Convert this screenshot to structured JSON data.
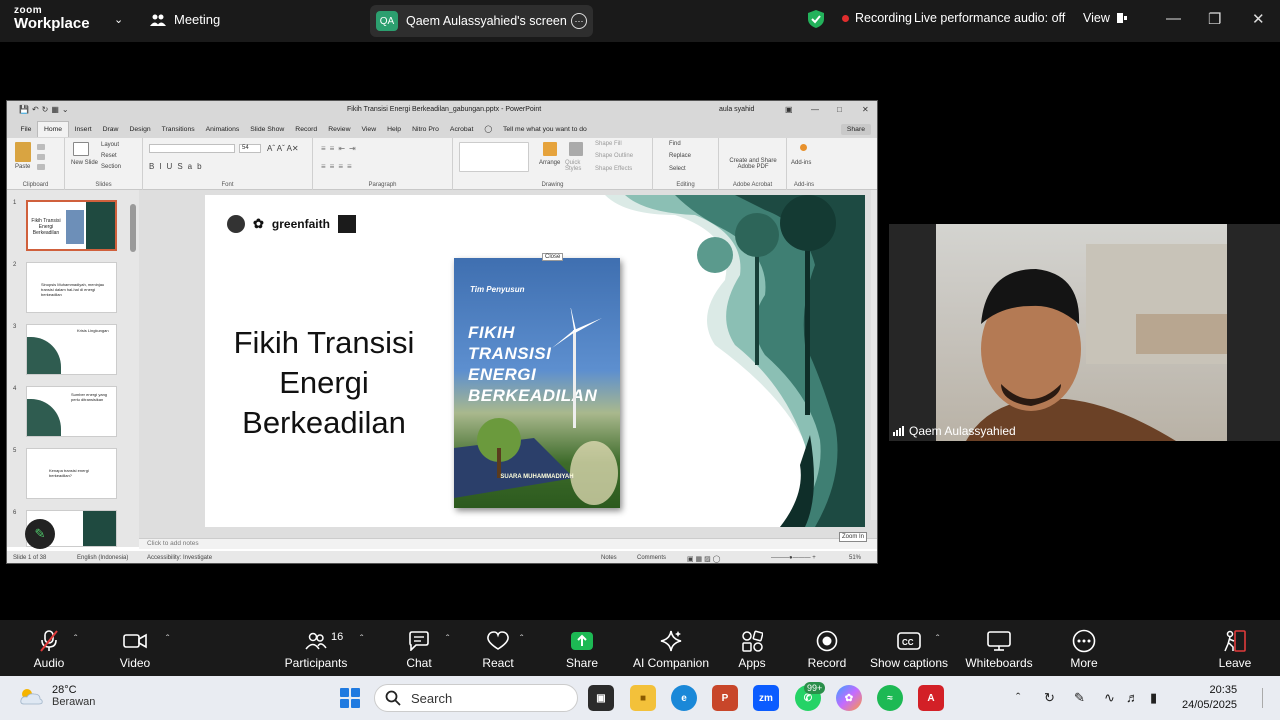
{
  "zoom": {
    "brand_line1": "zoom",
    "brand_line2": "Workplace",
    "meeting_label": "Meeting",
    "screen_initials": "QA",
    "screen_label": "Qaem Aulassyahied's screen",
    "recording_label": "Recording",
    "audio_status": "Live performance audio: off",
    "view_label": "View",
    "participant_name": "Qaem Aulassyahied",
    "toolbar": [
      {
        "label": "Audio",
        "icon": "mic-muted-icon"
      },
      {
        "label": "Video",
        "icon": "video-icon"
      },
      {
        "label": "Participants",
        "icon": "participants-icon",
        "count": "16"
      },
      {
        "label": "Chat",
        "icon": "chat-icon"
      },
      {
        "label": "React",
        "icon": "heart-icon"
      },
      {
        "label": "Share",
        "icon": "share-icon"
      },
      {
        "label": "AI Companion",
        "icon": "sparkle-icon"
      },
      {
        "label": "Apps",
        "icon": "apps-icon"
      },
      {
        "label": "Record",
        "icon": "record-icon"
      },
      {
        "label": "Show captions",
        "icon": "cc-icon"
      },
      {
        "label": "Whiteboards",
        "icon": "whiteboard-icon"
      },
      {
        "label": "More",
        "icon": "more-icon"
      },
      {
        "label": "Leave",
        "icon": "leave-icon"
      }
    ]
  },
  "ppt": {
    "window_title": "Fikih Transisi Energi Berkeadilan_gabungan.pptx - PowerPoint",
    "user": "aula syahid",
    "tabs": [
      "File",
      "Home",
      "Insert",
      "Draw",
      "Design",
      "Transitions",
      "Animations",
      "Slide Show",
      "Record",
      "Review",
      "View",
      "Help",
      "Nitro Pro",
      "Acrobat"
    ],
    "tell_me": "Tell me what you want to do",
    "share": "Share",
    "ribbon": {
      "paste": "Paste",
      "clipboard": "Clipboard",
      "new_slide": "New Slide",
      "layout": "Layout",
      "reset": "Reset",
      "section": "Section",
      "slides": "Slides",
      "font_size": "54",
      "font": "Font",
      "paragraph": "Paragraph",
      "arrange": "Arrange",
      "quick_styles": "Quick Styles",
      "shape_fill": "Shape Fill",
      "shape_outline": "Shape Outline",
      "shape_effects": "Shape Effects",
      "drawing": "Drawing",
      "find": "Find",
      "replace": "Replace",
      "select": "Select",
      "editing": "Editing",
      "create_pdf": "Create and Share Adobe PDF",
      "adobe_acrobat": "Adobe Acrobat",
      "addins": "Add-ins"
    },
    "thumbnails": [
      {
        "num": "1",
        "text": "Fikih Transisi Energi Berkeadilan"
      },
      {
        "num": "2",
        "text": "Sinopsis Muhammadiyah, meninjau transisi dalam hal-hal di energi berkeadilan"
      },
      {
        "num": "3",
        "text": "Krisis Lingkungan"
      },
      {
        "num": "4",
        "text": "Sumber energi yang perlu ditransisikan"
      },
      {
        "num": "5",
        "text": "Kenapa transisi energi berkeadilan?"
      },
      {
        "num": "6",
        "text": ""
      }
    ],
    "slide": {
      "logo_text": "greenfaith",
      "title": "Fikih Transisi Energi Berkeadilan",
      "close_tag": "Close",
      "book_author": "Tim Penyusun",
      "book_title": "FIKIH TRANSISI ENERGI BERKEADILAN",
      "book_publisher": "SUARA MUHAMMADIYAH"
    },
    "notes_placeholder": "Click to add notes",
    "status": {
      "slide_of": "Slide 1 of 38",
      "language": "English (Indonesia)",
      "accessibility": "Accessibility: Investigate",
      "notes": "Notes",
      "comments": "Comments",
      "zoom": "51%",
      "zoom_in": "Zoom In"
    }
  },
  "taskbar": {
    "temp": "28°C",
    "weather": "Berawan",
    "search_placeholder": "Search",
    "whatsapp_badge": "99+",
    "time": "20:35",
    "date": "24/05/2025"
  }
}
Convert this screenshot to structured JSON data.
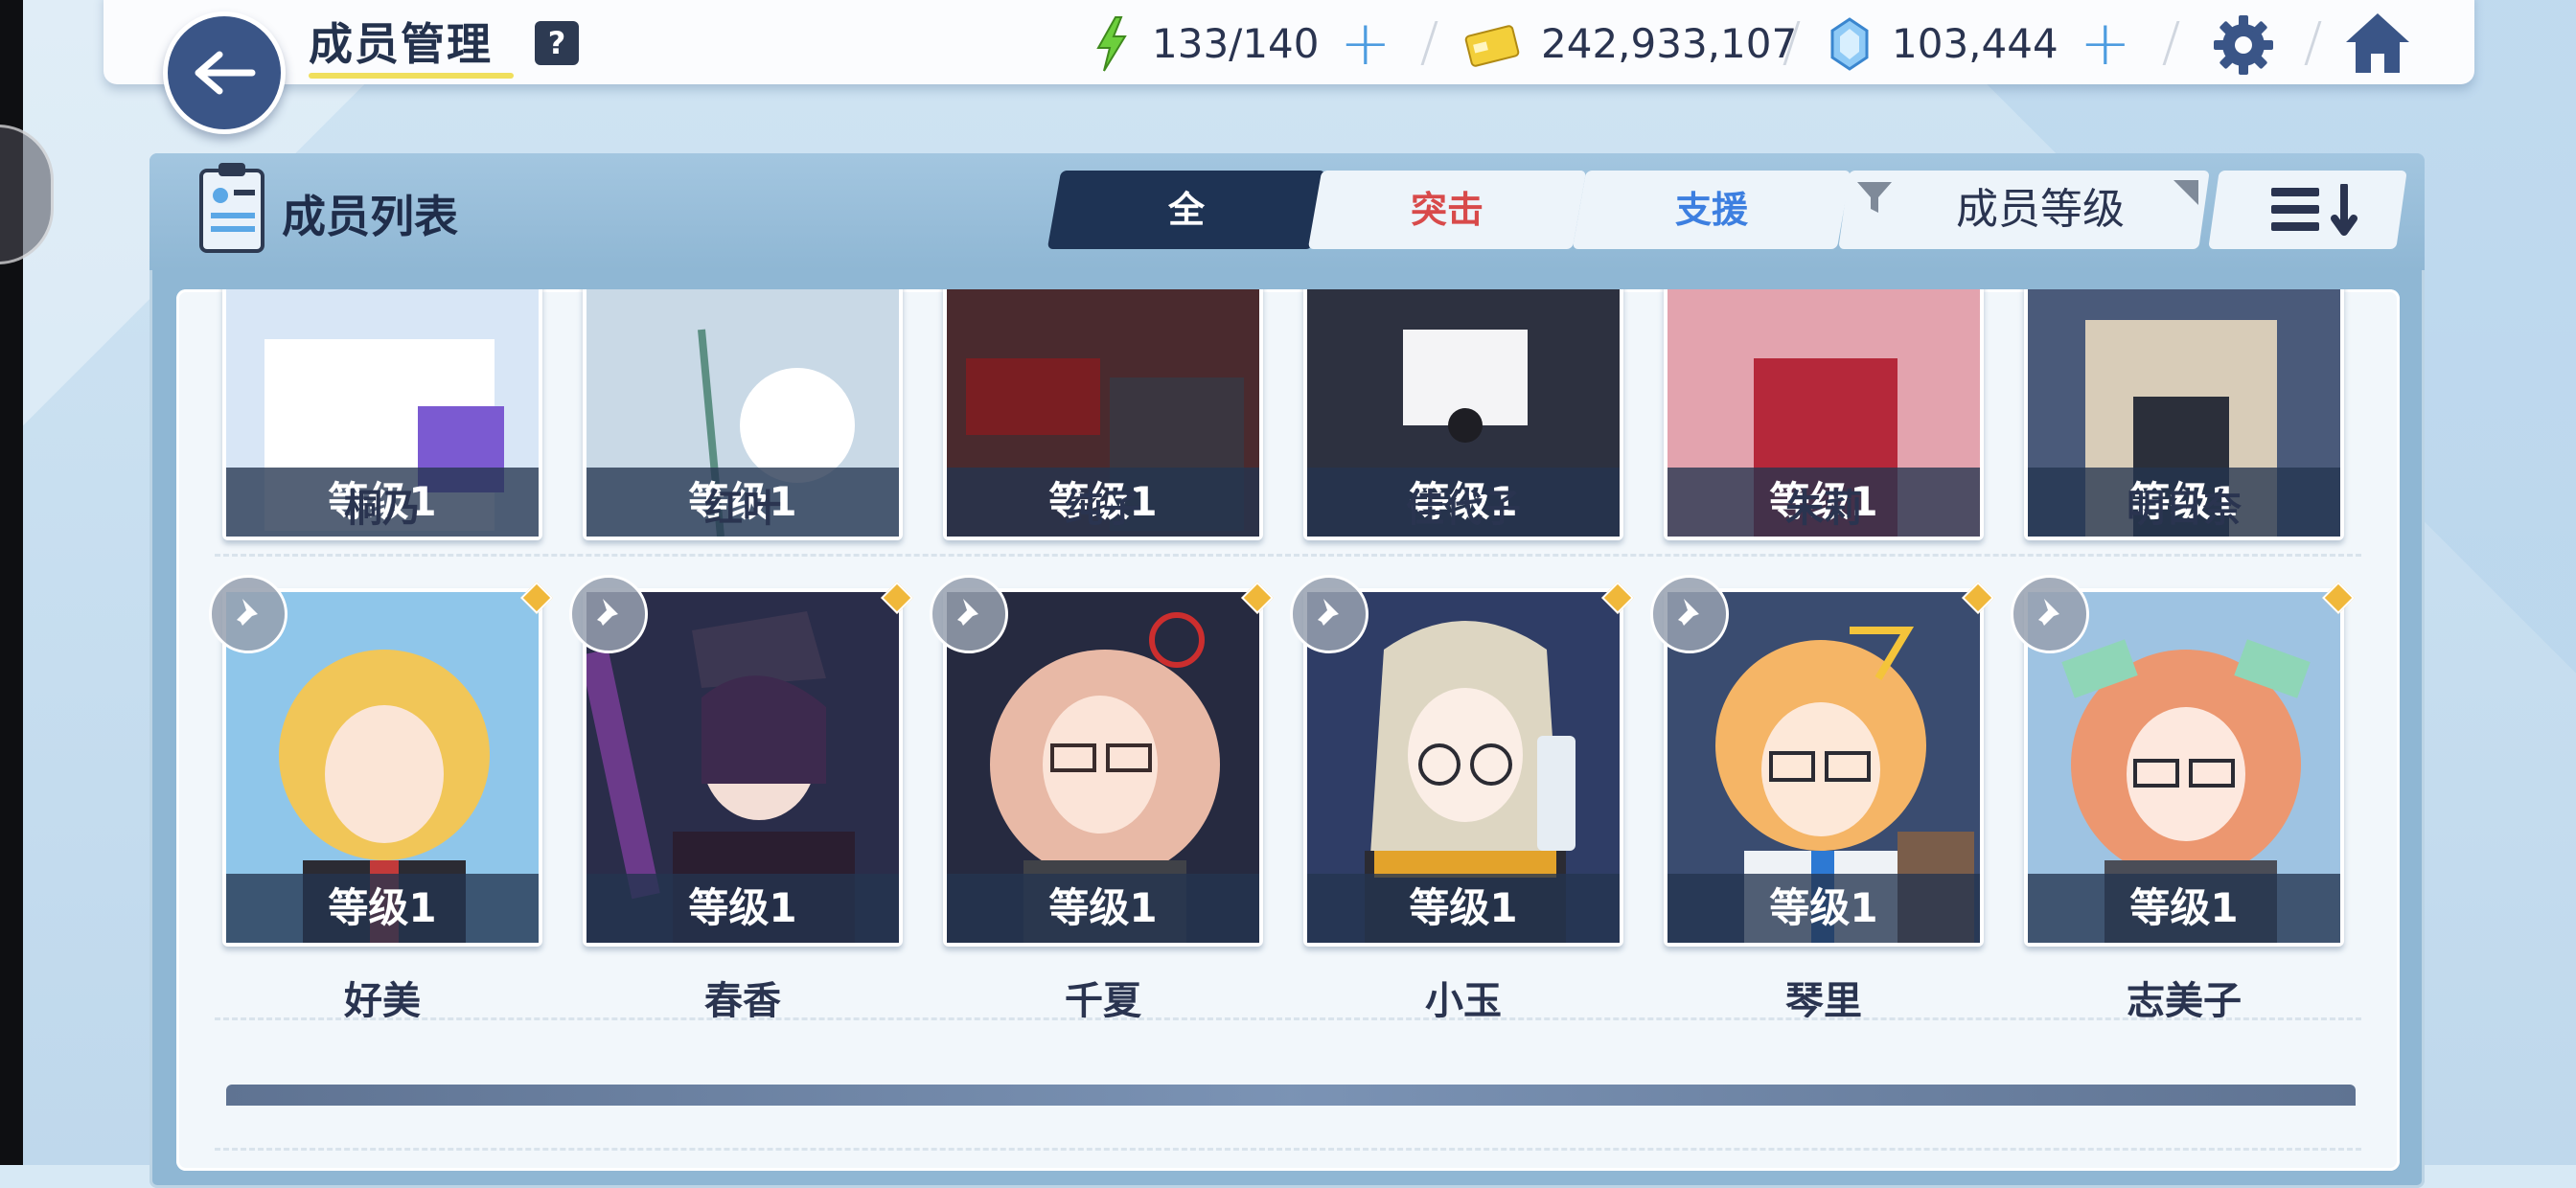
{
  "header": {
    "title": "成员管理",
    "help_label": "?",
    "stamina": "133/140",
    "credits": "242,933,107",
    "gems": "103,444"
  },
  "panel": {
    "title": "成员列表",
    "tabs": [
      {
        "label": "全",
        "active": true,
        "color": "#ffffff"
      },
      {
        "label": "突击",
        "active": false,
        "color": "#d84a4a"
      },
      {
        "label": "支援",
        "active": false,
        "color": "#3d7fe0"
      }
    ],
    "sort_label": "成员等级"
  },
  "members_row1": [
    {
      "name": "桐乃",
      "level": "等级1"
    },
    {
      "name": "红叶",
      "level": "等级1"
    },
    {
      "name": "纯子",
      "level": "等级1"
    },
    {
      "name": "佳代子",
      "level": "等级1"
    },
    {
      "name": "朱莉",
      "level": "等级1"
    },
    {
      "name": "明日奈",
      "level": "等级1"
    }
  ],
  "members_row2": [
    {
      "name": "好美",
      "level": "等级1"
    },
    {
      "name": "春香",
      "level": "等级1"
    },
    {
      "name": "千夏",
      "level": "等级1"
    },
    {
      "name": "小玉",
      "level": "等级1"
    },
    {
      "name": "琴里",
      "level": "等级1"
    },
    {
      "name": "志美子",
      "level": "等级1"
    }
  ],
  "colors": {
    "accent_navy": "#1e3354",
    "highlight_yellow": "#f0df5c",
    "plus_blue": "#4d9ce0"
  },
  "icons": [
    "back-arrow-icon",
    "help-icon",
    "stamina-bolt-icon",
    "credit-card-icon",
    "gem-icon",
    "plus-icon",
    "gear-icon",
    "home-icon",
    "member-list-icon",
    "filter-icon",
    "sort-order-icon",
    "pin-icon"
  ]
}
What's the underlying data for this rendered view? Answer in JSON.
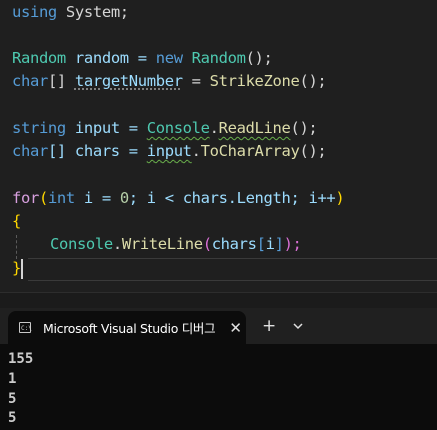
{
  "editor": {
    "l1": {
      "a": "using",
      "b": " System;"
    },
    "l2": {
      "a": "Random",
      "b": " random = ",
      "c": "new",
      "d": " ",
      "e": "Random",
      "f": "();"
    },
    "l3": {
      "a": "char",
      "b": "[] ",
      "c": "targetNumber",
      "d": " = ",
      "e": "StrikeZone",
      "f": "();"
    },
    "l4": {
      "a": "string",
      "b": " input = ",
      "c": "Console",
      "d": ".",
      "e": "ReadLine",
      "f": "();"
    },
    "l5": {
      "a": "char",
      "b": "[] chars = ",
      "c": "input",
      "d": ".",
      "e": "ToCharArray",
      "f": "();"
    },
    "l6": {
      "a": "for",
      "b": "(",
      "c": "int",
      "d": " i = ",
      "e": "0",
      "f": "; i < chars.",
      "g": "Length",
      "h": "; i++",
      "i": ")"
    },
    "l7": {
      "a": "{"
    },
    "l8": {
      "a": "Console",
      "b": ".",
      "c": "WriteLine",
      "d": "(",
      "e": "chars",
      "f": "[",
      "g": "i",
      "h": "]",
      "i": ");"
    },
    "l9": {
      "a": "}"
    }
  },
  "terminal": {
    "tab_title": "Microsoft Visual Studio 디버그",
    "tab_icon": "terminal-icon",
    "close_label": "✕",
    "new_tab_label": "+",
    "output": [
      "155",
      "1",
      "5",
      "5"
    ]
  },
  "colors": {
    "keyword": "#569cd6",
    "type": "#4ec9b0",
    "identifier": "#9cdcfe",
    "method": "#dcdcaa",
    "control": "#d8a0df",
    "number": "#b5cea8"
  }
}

Objective:
Leave the images out and output the remaining material exactly as it stands.

Solution to the exercise:
Convert this screenshot to structured JSON data.
{
  "zoom": {
    "brand_line1": "zoom",
    "brand_line2": "Workplace",
    "meeting_label": "Meeting",
    "screen_initials": "QA",
    "screen_label": "Qaem Aulassyahied's screen",
    "recording_label": "Recording",
    "audio_status": "Live performance audio: off",
    "view_label": "View",
    "participant_name": "Qaem Aulassyahied",
    "toolbar": [
      {
        "label": "Audio",
        "icon": "mic-muted-icon"
      },
      {
        "label": "Video",
        "icon": "video-icon"
      },
      {
        "label": "Participants",
        "icon": "participants-icon",
        "count": "16"
      },
      {
        "label": "Chat",
        "icon": "chat-icon"
      },
      {
        "label": "React",
        "icon": "heart-icon"
      },
      {
        "label": "Share",
        "icon": "share-icon"
      },
      {
        "label": "AI Companion",
        "icon": "sparkle-icon"
      },
      {
        "label": "Apps",
        "icon": "apps-icon"
      },
      {
        "label": "Record",
        "icon": "record-icon"
      },
      {
        "label": "Show captions",
        "icon": "cc-icon"
      },
      {
        "label": "Whiteboards",
        "icon": "whiteboard-icon"
      },
      {
        "label": "More",
        "icon": "more-icon"
      },
      {
        "label": "Leave",
        "icon": "leave-icon"
      }
    ]
  },
  "ppt": {
    "window_title": "Fikih Transisi Energi Berkeadilan_gabungan.pptx - PowerPoint",
    "user": "aula syahid",
    "tabs": [
      "File",
      "Home",
      "Insert",
      "Draw",
      "Design",
      "Transitions",
      "Animations",
      "Slide Show",
      "Record",
      "Review",
      "View",
      "Help",
      "Nitro Pro",
      "Acrobat"
    ],
    "tell_me": "Tell me what you want to do",
    "share": "Share",
    "ribbon": {
      "paste": "Paste",
      "clipboard": "Clipboard",
      "new_slide": "New Slide",
      "layout": "Layout",
      "reset": "Reset",
      "section": "Section",
      "slides": "Slides",
      "font_size": "54",
      "font": "Font",
      "paragraph": "Paragraph",
      "arrange": "Arrange",
      "quick_styles": "Quick Styles",
      "shape_fill": "Shape Fill",
      "shape_outline": "Shape Outline",
      "shape_effects": "Shape Effects",
      "drawing": "Drawing",
      "find": "Find",
      "replace": "Replace",
      "select": "Select",
      "editing": "Editing",
      "create_pdf": "Create and Share Adobe PDF",
      "adobe_acrobat": "Adobe Acrobat",
      "addins": "Add-ins"
    },
    "thumbnails": [
      {
        "num": "1",
        "text": "Fikih Transisi Energi Berkeadilan"
      },
      {
        "num": "2",
        "text": "Sinopsis Muhammadiyah, meninjau transisi dalam hal-hal di energi berkeadilan"
      },
      {
        "num": "3",
        "text": "Krisis Lingkungan"
      },
      {
        "num": "4",
        "text": "Sumber energi yang perlu ditransisikan"
      },
      {
        "num": "5",
        "text": "Kenapa transisi energi berkeadilan?"
      },
      {
        "num": "6",
        "text": ""
      }
    ],
    "slide": {
      "logo_text": "greenfaith",
      "title": "Fikih Transisi Energi Berkeadilan",
      "close_tag": "Close",
      "book_author": "Tim Penyusun",
      "book_title": "FIKIH TRANSISI ENERGI BERKEADILAN",
      "book_publisher": "SUARA MUHAMMADIYAH"
    },
    "notes_placeholder": "Click to add notes",
    "status": {
      "slide_of": "Slide 1 of 38",
      "language": "English (Indonesia)",
      "accessibility": "Accessibility: Investigate",
      "notes": "Notes",
      "comments": "Comments",
      "zoom": "51%",
      "zoom_in": "Zoom In"
    }
  },
  "taskbar": {
    "temp": "28°C",
    "weather": "Berawan",
    "search_placeholder": "Search",
    "whatsapp_badge": "99+",
    "time": "20:35",
    "date": "24/05/2025"
  }
}
Convert this screenshot to structured JSON data.
{
  "header": {
    "title": "成员管理",
    "help_label": "?",
    "stamina": "133/140",
    "credits": "242,933,107",
    "gems": "103,444"
  },
  "panel": {
    "title": "成员列表",
    "tabs": [
      {
        "label": "全",
        "active": true,
        "color": "#ffffff"
      },
      {
        "label": "突击",
        "active": false,
        "color": "#d84a4a"
      },
      {
        "label": "支援",
        "active": false,
        "color": "#3d7fe0"
      }
    ],
    "sort_label": "成员等级"
  },
  "members_row1": [
    {
      "name": "桐乃",
      "level": "等级1"
    },
    {
      "name": "红叶",
      "level": "等级1"
    },
    {
      "name": "纯子",
      "level": "等级1"
    },
    {
      "name": "佳代子",
      "level": "等级1"
    },
    {
      "name": "朱莉",
      "level": "等级1"
    },
    {
      "name": "明日奈",
      "level": "等级1"
    }
  ],
  "members_row2": [
    {
      "name": "好美",
      "level": "等级1"
    },
    {
      "name": "春香",
      "level": "等级1"
    },
    {
      "name": "千夏",
      "level": "等级1"
    },
    {
      "name": "小玉",
      "level": "等级1"
    },
    {
      "name": "琴里",
      "level": "等级1"
    },
    {
      "name": "志美子",
      "level": "等级1"
    }
  ],
  "colors": {
    "accent_navy": "#1e3354",
    "highlight_yellow": "#f0df5c",
    "plus_blue": "#4d9ce0"
  },
  "icons": [
    "back-arrow-icon",
    "help-icon",
    "stamina-bolt-icon",
    "credit-card-icon",
    "gem-icon",
    "plus-icon",
    "gear-icon",
    "home-icon",
    "member-list-icon",
    "filter-icon",
    "sort-order-icon",
    "pin-icon"
  ]
}
What's the underlying data for this rendered view? Answer in JSON.
{
  "editor": {
    "l1": {
      "a": "using",
      "b": " System;"
    },
    "l2": {
      "a": "Random",
      "b": " random = ",
      "c": "new",
      "d": " ",
      "e": "Random",
      "f": "();"
    },
    "l3": {
      "a": "char",
      "b": "[] ",
      "c": "targetNumber",
      "d": " = ",
      "e": "StrikeZone",
      "f": "();"
    },
    "l4": {
      "a": "string",
      "b": " input = ",
      "c": "Console",
      "d": ".",
      "e": "ReadLine",
      "f": "();"
    },
    "l5": {
      "a": "char",
      "b": "[] chars = ",
      "c": "input",
      "d": ".",
      "e": "ToCharArray",
      "f": "();"
    },
    "l6": {
      "a": "for",
      "b": "(",
      "c": "int",
      "d": " i = ",
      "e": "0",
      "f": "; i < chars.",
      "g": "Length",
      "h": "; i++",
      "i": ")"
    },
    "l7": {
      "a": "{"
    },
    "l8": {
      "a": "Console",
      "b": ".",
      "c": "WriteLine",
      "d": "(",
      "e": "chars",
      "f": "[",
      "g": "i",
      "h": "]",
      "i": ");"
    },
    "l9": {
      "a": "}"
    }
  },
  "terminal": {
    "tab_title": "Microsoft Visual Studio 디버그",
    "tab_icon": "terminal-icon",
    "close_label": "✕",
    "new_tab_label": "+",
    "output": [
      "155",
      "1",
      "5",
      "5"
    ]
  },
  "colors": {
    "keyword": "#569cd6",
    "type": "#4ec9b0",
    "identifier": "#9cdcfe",
    "method": "#dcdcaa",
    "control": "#d8a0df",
    "number": "#b5cea8"
  }
}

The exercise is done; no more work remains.